> **Exercise objective**
Provide only the number of lines in the listing that contain the string "피해보전직불금".

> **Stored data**

╔══

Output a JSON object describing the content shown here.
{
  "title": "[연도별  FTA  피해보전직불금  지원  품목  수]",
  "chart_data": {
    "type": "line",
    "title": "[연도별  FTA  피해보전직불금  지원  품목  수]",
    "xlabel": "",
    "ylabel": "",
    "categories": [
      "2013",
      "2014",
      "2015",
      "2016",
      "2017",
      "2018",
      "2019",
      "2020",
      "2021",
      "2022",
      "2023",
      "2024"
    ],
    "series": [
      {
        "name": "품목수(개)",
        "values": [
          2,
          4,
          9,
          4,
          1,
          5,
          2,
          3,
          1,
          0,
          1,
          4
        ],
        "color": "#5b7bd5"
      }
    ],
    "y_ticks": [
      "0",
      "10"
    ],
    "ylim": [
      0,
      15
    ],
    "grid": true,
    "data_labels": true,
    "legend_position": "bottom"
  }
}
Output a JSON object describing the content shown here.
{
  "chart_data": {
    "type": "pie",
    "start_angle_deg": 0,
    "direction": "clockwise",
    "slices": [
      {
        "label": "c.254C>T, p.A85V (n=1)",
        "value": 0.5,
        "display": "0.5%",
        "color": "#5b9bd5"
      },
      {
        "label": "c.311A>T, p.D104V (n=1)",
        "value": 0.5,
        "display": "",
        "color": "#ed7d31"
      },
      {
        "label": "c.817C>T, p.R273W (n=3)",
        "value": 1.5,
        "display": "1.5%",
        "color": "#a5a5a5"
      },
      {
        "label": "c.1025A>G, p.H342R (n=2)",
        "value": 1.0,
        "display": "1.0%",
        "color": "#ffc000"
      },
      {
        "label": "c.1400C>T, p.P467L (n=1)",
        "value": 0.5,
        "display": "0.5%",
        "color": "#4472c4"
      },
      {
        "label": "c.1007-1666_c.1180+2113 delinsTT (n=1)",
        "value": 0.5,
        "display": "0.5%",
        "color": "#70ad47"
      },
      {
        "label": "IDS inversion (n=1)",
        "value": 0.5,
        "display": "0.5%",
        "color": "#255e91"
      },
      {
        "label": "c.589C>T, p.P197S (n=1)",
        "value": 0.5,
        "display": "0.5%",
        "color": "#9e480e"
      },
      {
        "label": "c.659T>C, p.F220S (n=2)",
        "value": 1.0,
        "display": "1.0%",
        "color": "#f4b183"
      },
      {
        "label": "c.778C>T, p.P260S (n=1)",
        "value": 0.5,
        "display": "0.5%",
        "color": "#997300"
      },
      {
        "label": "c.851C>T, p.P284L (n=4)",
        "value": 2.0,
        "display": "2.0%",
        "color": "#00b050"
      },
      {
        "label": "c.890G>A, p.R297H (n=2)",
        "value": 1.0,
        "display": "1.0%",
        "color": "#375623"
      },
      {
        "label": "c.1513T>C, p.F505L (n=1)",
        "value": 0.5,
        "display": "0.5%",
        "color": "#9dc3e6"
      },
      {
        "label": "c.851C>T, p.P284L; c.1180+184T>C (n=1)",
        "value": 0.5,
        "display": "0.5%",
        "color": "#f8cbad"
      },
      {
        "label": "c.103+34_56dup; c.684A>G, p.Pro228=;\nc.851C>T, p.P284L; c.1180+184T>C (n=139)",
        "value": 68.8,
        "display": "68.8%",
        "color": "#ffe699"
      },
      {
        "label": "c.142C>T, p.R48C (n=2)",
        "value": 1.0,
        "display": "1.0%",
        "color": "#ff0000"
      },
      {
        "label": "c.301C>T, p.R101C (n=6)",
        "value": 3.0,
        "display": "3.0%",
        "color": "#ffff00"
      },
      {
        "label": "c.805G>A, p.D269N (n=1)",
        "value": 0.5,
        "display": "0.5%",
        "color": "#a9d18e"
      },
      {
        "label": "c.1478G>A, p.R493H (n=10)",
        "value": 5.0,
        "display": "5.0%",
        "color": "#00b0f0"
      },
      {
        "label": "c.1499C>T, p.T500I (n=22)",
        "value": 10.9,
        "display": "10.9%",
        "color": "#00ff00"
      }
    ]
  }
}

╚══

> **Correct result**
2